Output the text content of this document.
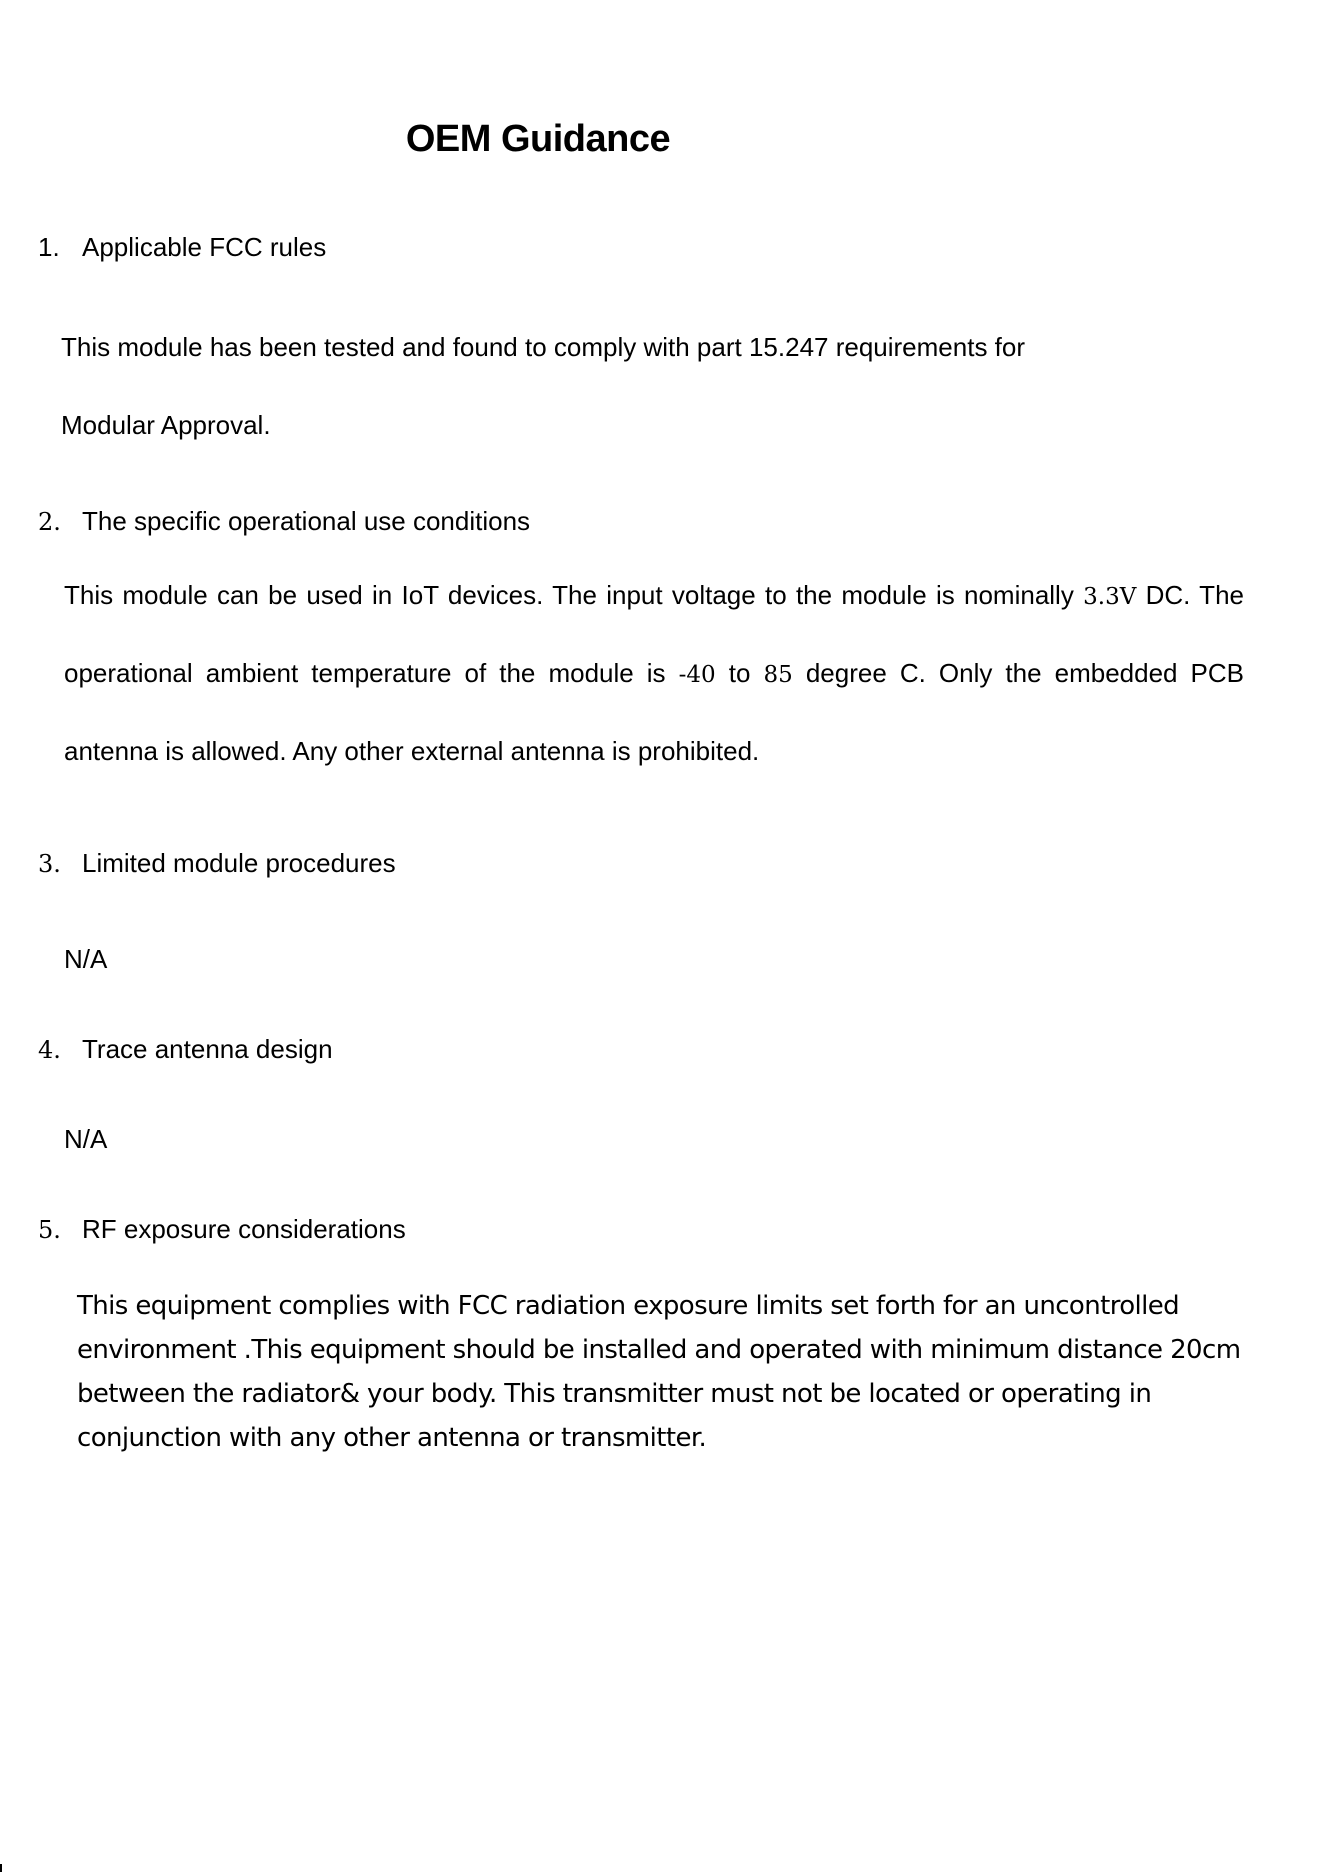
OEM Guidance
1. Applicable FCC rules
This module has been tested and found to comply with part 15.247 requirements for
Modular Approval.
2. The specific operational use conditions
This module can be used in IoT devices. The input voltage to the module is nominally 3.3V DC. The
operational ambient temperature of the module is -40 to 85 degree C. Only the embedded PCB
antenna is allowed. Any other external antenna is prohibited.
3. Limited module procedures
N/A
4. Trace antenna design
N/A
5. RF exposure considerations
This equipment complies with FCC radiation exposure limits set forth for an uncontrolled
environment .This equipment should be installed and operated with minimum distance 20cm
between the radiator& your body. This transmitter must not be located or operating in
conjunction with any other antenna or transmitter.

************

◆ **AIM**
Work out how many lines of the data above hold the word "antenna", and write only the count.

◆ **ANSWER FOR THIS EXERCISE**
3